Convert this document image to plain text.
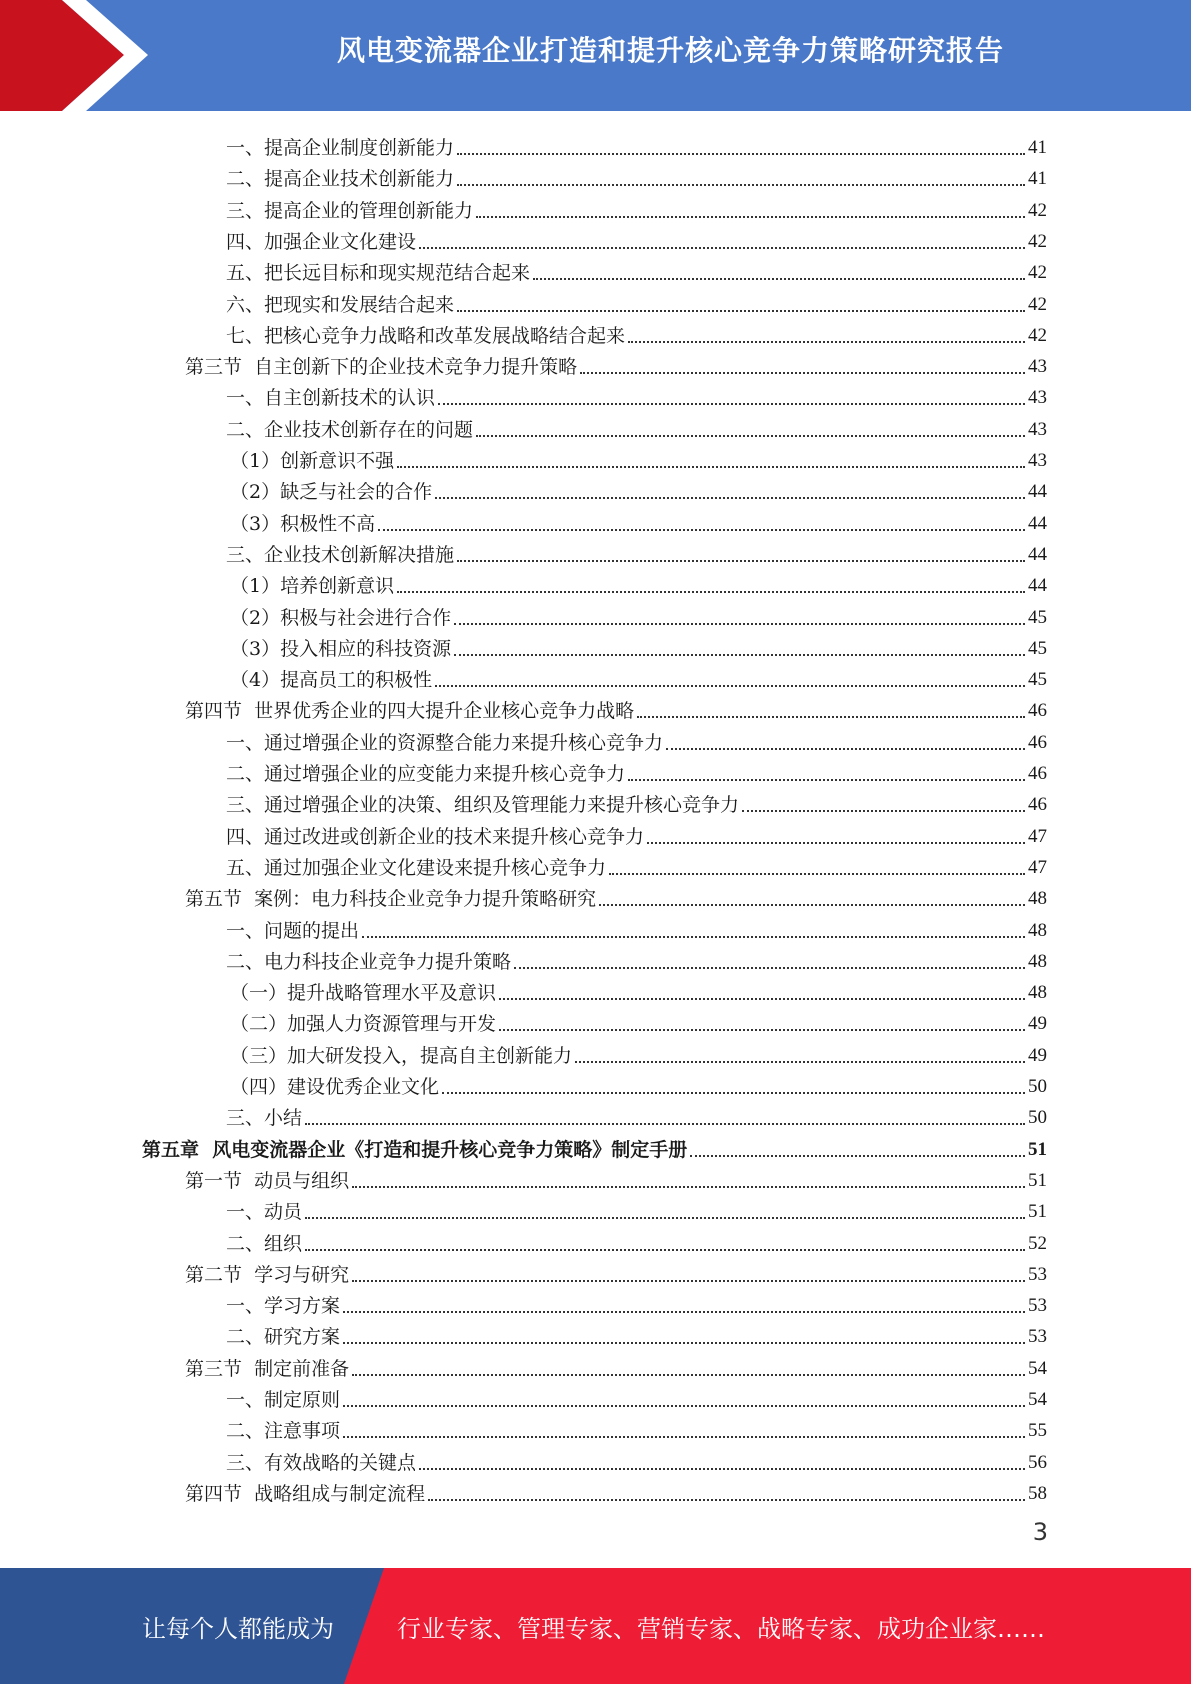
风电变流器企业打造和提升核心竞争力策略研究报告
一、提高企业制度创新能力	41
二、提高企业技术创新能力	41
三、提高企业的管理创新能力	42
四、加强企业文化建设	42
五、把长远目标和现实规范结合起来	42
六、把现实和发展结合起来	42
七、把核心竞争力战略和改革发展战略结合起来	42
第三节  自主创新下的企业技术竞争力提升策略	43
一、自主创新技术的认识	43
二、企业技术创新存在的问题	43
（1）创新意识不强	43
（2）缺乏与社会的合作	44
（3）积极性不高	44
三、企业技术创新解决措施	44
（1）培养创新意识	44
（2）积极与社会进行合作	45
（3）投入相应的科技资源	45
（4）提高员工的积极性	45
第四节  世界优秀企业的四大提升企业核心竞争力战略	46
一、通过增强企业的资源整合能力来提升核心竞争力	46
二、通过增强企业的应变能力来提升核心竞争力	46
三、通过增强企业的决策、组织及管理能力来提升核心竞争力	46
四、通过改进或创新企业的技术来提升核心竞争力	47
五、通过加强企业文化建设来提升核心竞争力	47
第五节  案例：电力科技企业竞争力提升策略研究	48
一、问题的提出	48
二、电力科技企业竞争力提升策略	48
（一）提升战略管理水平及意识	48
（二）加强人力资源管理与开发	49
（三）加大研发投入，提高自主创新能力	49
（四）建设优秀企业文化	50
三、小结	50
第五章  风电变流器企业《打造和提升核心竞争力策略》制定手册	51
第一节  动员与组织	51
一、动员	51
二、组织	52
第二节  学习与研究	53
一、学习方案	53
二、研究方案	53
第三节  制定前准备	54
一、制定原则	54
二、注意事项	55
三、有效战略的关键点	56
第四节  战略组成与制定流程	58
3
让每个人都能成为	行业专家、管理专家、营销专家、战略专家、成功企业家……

**Problem**
Repeat all the data as it stands, dropping any images it holds.

**Completed exercise**
Convert this document image to plain text.
风电变流器企业打造和提升核心竞争力策略研究报告
一、提高企业制度创新能力	41
二、提高企业技术创新能力	41
三、提高企业的管理创新能力	42
四、加强企业文化建设	42
五、把长远目标和现实规范结合起来	42
六、把现实和发展结合起来	42
七、把核心竞争力战略和改革发展战略结合起来	42
第三节  自主创新下的企业技术竞争力提升策略	43
一、自主创新技术的认识	43
二、企业技术创新存在的问题	43
（1）创新意识不强	43
（2）缺乏与社会的合作	44
（3）积极性不高	44
三、企业技术创新解决措施	44
（1）培养创新意识	44
（2）积极与社会进行合作	45
（3）投入相应的科技资源	45
（4）提高员工的积极性	45
第四节  世界优秀企业的四大提升企业核心竞争力战略	46
一、通过增强企业的资源整合能力来提升核心竞争力	46
二、通过增强企业的应变能力来提升核心竞争力	46
三、通过增强企业的决策、组织及管理能力来提升核心竞争力	46
四、通过改进或创新企业的技术来提升核心竞争力	47
五、通过加强企业文化建设来提升核心竞争力	47
第五节  案例：电力科技企业竞争力提升策略研究	48
一、问题的提出	48
二、电力科技企业竞争力提升策略	48
（一）提升战略管理水平及意识	48
（二）加强人力资源管理与开发	49
（三）加大研发投入，提高自主创新能力	49
（四）建设优秀企业文化	50
三、小结	50
第五章  风电变流器企业《打造和提升核心竞争力策略》制定手册	51
第一节  动员与组织	51
一、动员	51
二、组织	52
第二节  学习与研究	53
一、学习方案	53
二、研究方案	53
第三节  制定前准备	54
一、制定原则	54
二、注意事项	55
三、有效战略的关键点	56
第四节  战略组成与制定流程	58
3
让每个人都能成为	行业专家、管理专家、营销专家、战略专家、成功企业家……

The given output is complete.